* **The request**
Below is some material; set it all down exactly, apart from the pictures.

* **Given data**
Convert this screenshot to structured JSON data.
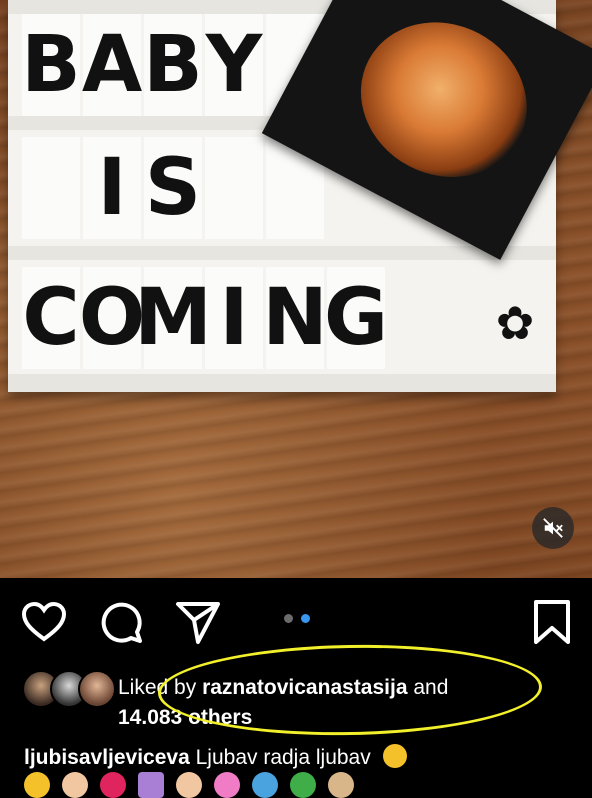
{
  "lightbox": {
    "rows": [
      [
        "B",
        "A",
        "B",
        "Y",
        "",
        "",
        "",
        ""
      ],
      [
        "",
        "I",
        "S",
        "",
        "",
        "",
        "",
        ""
      ],
      [
        "C",
        "O",
        "M",
        "I",
        "N",
        "G",
        "",
        ""
      ]
    ],
    "flower_icon": "flower-icon"
  },
  "media": {
    "mute_icon": "speaker-muted-icon"
  },
  "actions": {
    "like_icon": "heart-icon",
    "comment_icon": "comment-icon",
    "share_icon": "send-icon",
    "save_icon": "bookmark-icon"
  },
  "carousel": {
    "active_color": "#3897f0",
    "inactive_color": "#6b6b6b",
    "active_index": 1,
    "count": 2
  },
  "likes": {
    "prefix": "Liked by ",
    "user": "raznatovicanastasija",
    "suffix": " and",
    "others": "14.083 others"
  },
  "caption": {
    "user": "ljubisavljeviceva",
    "text": " Ljubav radja ljubav",
    "emoji_icon": "pleading-face-emoji"
  },
  "highlight_color": "#f2f02a"
}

* **Exercise answer**
Convert this screenshot to structured JSON data.
{
  "lightbox": {
    "rows": [
      [
        "B",
        "A",
        "B",
        "Y",
        "",
        "",
        "",
        ""
      ],
      [
        "",
        "I",
        "S",
        "",
        "",
        "",
        "",
        ""
      ],
      [
        "C",
        "O",
        "M",
        "I",
        "N",
        "G",
        "",
        ""
      ]
    ],
    "flower_icon": "flower-icon"
  },
  "media": {
    "mute_icon": "speaker-muted-icon"
  },
  "actions": {
    "like_icon": "heart-icon",
    "comment_icon": "comment-icon",
    "share_icon": "send-icon",
    "save_icon": "bookmark-icon"
  },
  "carousel": {
    "active_color": "#3897f0",
    "inactive_color": "#6b6b6b",
    "active_index": 1,
    "count": 2
  },
  "likes": {
    "prefix": "Liked by ",
    "user": "raznatovicanastasija",
    "suffix": " and",
    "others": "14.083 others"
  },
  "caption": {
    "user": "ljubisavljeviceva",
    "text": " Ljubav radja ljubav",
    "emoji_icon": "pleading-face-emoji"
  },
  "highlight_color": "#f2f02a"
}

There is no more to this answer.